[Exercise]: Make an exact copy of the lines below.

A run of records
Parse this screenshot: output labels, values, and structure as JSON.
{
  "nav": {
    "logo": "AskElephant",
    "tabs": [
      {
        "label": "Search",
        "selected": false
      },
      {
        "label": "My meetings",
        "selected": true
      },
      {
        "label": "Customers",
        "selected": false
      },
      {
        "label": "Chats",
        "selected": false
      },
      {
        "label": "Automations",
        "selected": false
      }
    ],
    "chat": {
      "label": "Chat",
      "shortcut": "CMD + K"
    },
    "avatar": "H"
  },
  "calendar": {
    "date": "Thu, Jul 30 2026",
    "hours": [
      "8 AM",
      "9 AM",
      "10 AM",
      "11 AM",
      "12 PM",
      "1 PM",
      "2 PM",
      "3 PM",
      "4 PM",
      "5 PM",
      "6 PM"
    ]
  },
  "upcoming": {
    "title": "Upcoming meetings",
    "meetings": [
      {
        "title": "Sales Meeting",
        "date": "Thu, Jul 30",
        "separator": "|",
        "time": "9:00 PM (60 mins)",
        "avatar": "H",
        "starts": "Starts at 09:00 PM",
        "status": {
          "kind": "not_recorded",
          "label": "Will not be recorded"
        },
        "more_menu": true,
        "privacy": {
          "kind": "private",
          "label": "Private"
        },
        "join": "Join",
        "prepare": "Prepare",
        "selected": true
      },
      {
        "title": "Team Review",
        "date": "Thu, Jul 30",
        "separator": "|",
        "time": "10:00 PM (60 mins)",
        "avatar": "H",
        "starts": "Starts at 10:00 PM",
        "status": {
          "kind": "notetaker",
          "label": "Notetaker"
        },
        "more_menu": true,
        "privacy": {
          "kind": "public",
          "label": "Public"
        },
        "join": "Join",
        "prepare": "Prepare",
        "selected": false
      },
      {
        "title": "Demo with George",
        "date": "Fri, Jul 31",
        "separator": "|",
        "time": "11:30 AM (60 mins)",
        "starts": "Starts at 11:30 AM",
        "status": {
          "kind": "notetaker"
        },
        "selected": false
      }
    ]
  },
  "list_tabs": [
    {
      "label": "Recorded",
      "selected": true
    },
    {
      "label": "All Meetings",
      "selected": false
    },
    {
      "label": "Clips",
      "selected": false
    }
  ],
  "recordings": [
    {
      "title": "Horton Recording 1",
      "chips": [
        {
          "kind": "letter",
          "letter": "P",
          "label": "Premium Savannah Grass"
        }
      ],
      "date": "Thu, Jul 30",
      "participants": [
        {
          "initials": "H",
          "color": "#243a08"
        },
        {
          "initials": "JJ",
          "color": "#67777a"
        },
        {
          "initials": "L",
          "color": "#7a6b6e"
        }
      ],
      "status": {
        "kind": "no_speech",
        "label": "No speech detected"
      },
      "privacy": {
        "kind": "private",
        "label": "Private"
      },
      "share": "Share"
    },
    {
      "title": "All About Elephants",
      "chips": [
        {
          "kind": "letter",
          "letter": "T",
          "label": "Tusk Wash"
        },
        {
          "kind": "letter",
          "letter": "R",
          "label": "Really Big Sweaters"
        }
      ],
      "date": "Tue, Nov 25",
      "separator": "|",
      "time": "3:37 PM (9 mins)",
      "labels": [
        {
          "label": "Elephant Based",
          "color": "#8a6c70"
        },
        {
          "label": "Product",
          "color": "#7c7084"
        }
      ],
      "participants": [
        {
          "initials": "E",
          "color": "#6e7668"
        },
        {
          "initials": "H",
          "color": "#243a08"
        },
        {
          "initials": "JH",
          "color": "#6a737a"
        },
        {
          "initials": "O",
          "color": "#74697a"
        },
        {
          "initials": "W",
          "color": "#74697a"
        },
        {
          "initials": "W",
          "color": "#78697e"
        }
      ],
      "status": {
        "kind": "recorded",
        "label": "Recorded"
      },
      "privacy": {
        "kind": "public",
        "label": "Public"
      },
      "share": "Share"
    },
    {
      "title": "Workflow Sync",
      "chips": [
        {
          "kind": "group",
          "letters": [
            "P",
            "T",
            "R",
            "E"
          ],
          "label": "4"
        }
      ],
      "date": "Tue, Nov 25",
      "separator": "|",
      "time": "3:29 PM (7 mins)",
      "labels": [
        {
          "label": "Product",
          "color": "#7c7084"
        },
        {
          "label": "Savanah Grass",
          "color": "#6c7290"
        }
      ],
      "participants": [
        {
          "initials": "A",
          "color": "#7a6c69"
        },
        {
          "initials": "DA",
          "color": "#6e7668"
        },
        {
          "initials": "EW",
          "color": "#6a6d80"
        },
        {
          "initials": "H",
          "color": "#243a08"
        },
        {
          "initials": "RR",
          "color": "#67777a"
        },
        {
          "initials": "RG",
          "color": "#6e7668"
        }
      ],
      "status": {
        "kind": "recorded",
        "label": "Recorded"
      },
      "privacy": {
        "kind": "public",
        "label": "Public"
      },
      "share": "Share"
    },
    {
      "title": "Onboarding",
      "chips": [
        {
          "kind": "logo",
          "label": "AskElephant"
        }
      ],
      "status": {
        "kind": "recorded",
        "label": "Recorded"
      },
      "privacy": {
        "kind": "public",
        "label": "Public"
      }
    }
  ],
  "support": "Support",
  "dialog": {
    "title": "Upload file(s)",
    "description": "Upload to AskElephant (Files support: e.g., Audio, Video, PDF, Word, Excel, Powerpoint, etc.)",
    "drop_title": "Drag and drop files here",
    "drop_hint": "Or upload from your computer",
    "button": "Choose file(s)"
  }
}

[Solution to the exercise]:
Parse this screenshot: output labels, values, and structure as JSON.
{
  "nav": {
    "logo": "AskElephant",
    "tabs": [
      {
        "label": "Search",
        "selected": false
      },
      {
        "label": "My meetings",
        "selected": true
      },
      {
        "label": "Customers",
        "selected": false
      },
      {
        "label": "Chats",
        "selected": false
      },
      {
        "label": "Automations",
        "selected": false
      }
    ],
    "chat": {
      "label": "Chat",
      "shortcut": "CMD + K"
    },
    "avatar": "H"
  },
  "calendar": {
    "date": "Thu, Jul 30 2026",
    "hours": [
      "8 AM",
      "9 AM",
      "10 AM",
      "11 AM",
      "12 PM",
      "1 PM",
      "2 PM",
      "3 PM",
      "4 PM",
      "5 PM",
      "6 PM"
    ]
  },
  "upcoming": {
    "title": "Upcoming meetings",
    "meetings": [
      {
        "title": "Sales Meeting",
        "date": "Thu, Jul 30",
        "separator": "|",
        "time": "9:00 PM (60 mins)",
        "avatar": "H",
        "starts": "Starts at 09:00 PM",
        "status": {
          "kind": "not_recorded",
          "label": "Will not be recorded"
        },
        "more_menu": true,
        "privacy": {
          "kind": "private",
          "label": "Private"
        },
        "join": "Join",
        "prepare": "Prepare",
        "selected": true
      },
      {
        "title": "Team Review",
        "date": "Thu, Jul 30",
        "separator": "|",
        "time": "10:00 PM (60 mins)",
        "avatar": "H",
        "starts": "Starts at 10:00 PM",
        "status": {
          "kind": "notetaker",
          "label": "Notetaker"
        },
        "more_menu": true,
        "privacy": {
          "kind": "public",
          "label": "Public"
        },
        "join": "Join",
        "prepare": "Prepare",
        "selected": false
      },
      {
        "title": "Demo with George",
        "date": "Fri, Jul 31",
        "separator": "|",
        "time": "11:30 AM (60 mins)",
        "starts": "Starts at 11:30 AM",
        "status": {
          "kind": "notetaker"
        },
        "selected": false
      }
    ]
  },
  "list_tabs": [
    {
      "label": "Recorded",
      "selected": true
    },
    {
      "label": "All Meetings",
      "selected": false
    },
    {
      "label": "Clips",
      "selected": false
    }
  ],
  "recordings": [
    {
      "title": "Horton Recording 1",
      "chips": [
        {
          "kind": "letter",
          "letter": "P",
          "label": "Premium Savannah Grass"
        }
      ],
      "date": "Thu, Jul 30",
      "participants": [
        {
          "initials": "H",
          "color": "#243a08"
        },
        {
          "initials": "JJ",
          "color": "#67777a"
        },
        {
          "initials": "L",
          "color": "#7a6b6e"
        }
      ],
      "status": {
        "kind": "no_speech",
        "label": "No speech detected"
      },
      "privacy": {
        "kind": "private",
        "label": "Private"
      },
      "share": "Share"
    },
    {
      "title": "All About Elephants",
      "chips": [
        {
          "kind": "letter",
          "letter": "T",
          "label": "Tusk Wash"
        },
        {
          "kind": "letter",
          "letter": "R",
          "label": "Really Big Sweaters"
        }
      ],
      "date": "Tue, Nov 25",
      "separator": "|",
      "time": "3:37 PM (9 mins)",
      "labels": [
        {
          "label": "Elephant Based",
          "color": "#8a6c70"
        },
        {
          "label": "Product",
          "color": "#7c7084"
        }
      ],
      "participants": [
        {
          "initials": "E",
          "color": "#6e7668"
        },
        {
          "initials": "H",
          "color": "#243a08"
        },
        {
          "initials": "JH",
          "color": "#6a737a"
        },
        {
          "initials": "O",
          "color": "#74697a"
        },
        {
          "initials": "W",
          "color": "#74697a"
        },
        {
          "initials": "W",
          "color": "#78697e"
        }
      ],
      "status": {
        "kind": "recorded",
        "label": "Recorded"
      },
      "privacy": {
        "kind": "public",
        "label": "Public"
      },
      "share": "Share"
    },
    {
      "title": "Workflow Sync",
      "chips": [
        {
          "kind": "group",
          "letters": [
            "P",
            "T",
            "R",
            "E"
          ],
          "label": "4"
        }
      ],
      "date": "Tue, Nov 25",
      "separator": "|",
      "time": "3:29 PM (7 mins)",
      "labels": [
        {
          "label": "Product",
          "color": "#7c7084"
        },
        {
          "label": "Savanah Grass",
          "color": "#6c7290"
        }
      ],
      "participants": [
        {
          "initials": "A",
          "color": "#7a6c69"
        },
        {
          "initials": "DA",
          "color": "#6e7668"
        },
        {
          "initials": "EW",
          "color": "#6a6d80"
        },
        {
          "initials": "H",
          "color": "#243a08"
        },
        {
          "initials": "RR",
          "color": "#67777a"
        },
        {
          "initials": "RG",
          "color": "#6e7668"
        }
      ],
      "status": {
        "kind": "recorded",
        "label": "Recorded"
      },
      "privacy": {
        "kind": "public",
        "label": "Public"
      },
      "share": "Share"
    },
    {
      "title": "Onboarding",
      "chips": [
        {
          "kind": "logo",
          "label": "AskElephant"
        }
      ],
      "status": {
        "kind": "recorded",
        "label": "Recorded"
      },
      "privacy": {
        "kind": "public",
        "label": "Public"
      }
    }
  ],
  "support": "Support",
  "dialog": {
    "title": "Upload file(s)",
    "description": "Upload to AskElephant (Files support: e.g., Audio, Video, PDF, Word, Excel, Powerpoint, etc.)",
    "drop_title": "Drag and drop files here",
    "drop_hint": "Or upload from your computer",
    "button": "Choose file(s)"
  }
}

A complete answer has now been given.